After what feels like hours of pacing back and forth, you finally muster up the strength to pull out that number and make the call. Thousands of thoughts are racing in your mind – what do I say if she picks up? What do I say if she doesn’t? Do I leave a message with her friend and hope she gets back to me? How can I stop myself from rambling once I have the chance?

Oh how reporters and editors can string your heart along…

On the surface, pitching is both the easiest and hardest thing PR professionals do every day. Talking to your fellow man (or woman) is fundamental human activity, and media professionals should be as excited to receive your phone call or email as your grandmother would. Likewise, reporters should be excited to hear about your client’s new product, or want to hear what’s new and exciting during a meeting at an upcoming tradeshow. They are human, just like you are, and you are making their job easier.

Unfortunately, as we’ve all seen, the media relations process is far from that perfect image, with reporters facing a mound of emails and voicemails from across the globe stating why their product or expert is worthy of their time, and little to give. At times, hearing that “I’m on deadline, call back later” is a victory, because it at least means the reporter you are trying to reach actually picked up the phone. Not to mention the client that just let you know yesterday that they want to schedule briefings for a tradeshow taking place tomorrow.

It can all turn you into the crazy, stalker boyfriend or girlfriend asking the media, “WHY WON’T YOU LOVE ME?”

It’s fitting that just a few days after Valentine’s Day, I came across a Forbes interview with Peter Shankman, a longtime PR professional and founder of Help a Reporter Out (HARO), a site that serves as a matchmaker for reporters and sources. Peter outlined several essentials for PR professionals to keep in mind when pitching, probably out of a mix of desire to help solid industry workers increase their chances of winning over reporters and as a plea to a population prone to making the same mistakes over and over again.

Shankman can see the makings of a combustible relationship – journalists are working with fewer resources while under more pressure to find actual, interesting news, while PR professionals are paid to get their clients in the press. However, with some “counseling”, the two sides can work through their communication issues.

According to Shankman, PR professionals should always verify the following before clicking send or hitting dial:

  • Your news is actually news: PR professionals can be guilty at times of trying too hard to manufacture news for their clients. As reporters receive thousands of releases daily, only the ones that have something groundbreaking or intriguing will capture their attention. Press releases announcing that a client has repainted a conference room or is holding a company picnic will not only get passed over, but has the same effect as crying wolf the next time a more credible release is distributed. While it can be hard to tell a client their news isn’t really news, it can prevent possible long-term damage.
────────────────
▸ DIRECTION: Could you reproduce the stretch of the pitching article from "Shankman can see" through "their communication issues.", word for word? The material after this point is separate from the pitching article.
────────────────
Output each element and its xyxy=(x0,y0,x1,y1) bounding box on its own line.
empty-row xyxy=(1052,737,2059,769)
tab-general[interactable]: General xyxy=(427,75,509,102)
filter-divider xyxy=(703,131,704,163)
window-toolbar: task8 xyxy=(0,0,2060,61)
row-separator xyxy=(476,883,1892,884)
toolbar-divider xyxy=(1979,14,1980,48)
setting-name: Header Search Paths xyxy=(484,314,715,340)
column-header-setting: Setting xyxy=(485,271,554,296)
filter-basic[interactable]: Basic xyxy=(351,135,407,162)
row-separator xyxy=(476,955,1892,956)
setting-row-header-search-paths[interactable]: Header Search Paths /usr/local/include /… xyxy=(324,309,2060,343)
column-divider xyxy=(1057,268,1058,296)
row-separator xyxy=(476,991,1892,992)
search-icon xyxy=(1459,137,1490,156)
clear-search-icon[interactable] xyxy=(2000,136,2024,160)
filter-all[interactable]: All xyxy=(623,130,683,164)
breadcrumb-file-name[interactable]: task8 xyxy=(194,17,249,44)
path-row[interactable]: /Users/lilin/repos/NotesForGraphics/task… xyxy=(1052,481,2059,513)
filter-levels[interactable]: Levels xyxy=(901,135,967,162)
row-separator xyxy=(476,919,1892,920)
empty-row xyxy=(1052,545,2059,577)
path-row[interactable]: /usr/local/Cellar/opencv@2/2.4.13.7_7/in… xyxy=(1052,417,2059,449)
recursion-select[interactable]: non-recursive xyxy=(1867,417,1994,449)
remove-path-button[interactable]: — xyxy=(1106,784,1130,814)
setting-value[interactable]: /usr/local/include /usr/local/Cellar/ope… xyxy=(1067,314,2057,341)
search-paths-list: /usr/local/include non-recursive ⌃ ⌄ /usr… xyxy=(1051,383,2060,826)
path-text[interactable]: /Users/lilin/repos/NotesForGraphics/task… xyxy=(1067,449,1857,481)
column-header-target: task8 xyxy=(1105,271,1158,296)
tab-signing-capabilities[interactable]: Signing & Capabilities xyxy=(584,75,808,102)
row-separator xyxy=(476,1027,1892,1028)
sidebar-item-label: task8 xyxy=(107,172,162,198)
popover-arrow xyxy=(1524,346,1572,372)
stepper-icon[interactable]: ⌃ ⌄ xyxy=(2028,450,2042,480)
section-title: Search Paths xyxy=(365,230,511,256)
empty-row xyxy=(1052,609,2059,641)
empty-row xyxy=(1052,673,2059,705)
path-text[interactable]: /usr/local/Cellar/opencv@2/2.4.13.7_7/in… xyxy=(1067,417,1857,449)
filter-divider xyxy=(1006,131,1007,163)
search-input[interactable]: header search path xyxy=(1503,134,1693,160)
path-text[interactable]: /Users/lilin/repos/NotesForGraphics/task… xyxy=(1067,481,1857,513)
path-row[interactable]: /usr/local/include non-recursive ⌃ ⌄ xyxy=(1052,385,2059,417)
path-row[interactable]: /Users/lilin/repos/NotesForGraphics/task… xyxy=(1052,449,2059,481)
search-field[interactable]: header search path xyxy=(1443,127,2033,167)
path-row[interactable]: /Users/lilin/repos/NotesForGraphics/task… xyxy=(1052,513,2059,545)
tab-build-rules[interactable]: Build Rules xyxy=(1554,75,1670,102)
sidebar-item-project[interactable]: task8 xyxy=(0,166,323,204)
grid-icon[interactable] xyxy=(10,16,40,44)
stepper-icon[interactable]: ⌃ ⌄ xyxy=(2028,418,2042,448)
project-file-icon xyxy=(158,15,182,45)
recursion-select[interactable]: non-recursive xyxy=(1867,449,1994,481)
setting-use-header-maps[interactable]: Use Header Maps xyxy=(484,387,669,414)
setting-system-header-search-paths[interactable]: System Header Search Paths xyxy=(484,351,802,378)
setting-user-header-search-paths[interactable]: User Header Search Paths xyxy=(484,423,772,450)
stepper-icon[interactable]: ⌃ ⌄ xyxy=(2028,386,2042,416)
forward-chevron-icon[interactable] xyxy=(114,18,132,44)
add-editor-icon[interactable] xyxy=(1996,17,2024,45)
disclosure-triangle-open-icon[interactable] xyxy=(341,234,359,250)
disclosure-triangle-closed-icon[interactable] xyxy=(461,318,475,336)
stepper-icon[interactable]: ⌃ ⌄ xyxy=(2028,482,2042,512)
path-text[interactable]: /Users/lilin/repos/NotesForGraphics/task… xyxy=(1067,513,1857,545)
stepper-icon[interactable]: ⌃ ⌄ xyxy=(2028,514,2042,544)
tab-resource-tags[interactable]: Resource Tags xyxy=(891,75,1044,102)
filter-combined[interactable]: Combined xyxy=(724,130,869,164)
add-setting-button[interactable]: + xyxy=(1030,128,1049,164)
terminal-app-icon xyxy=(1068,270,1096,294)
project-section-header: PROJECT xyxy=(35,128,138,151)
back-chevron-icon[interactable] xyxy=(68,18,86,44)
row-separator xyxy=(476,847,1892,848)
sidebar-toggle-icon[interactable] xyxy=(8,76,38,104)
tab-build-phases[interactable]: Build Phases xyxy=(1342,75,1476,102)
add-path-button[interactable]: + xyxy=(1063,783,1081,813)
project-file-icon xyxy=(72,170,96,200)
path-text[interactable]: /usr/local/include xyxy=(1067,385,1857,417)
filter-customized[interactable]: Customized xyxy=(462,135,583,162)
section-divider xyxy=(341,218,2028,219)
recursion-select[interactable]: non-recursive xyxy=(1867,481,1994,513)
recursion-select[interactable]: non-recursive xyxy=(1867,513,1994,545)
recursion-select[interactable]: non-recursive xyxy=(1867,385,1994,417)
────────────────
▸ REPLY:
Shankman can see the makings of a combustible relationship – journalists are working with fewer resources while under more pressure to find actual, interesting news, while PR professionals are paid to get their clients in the press. However, with some “counseling”, the two sides can work through their communication issues.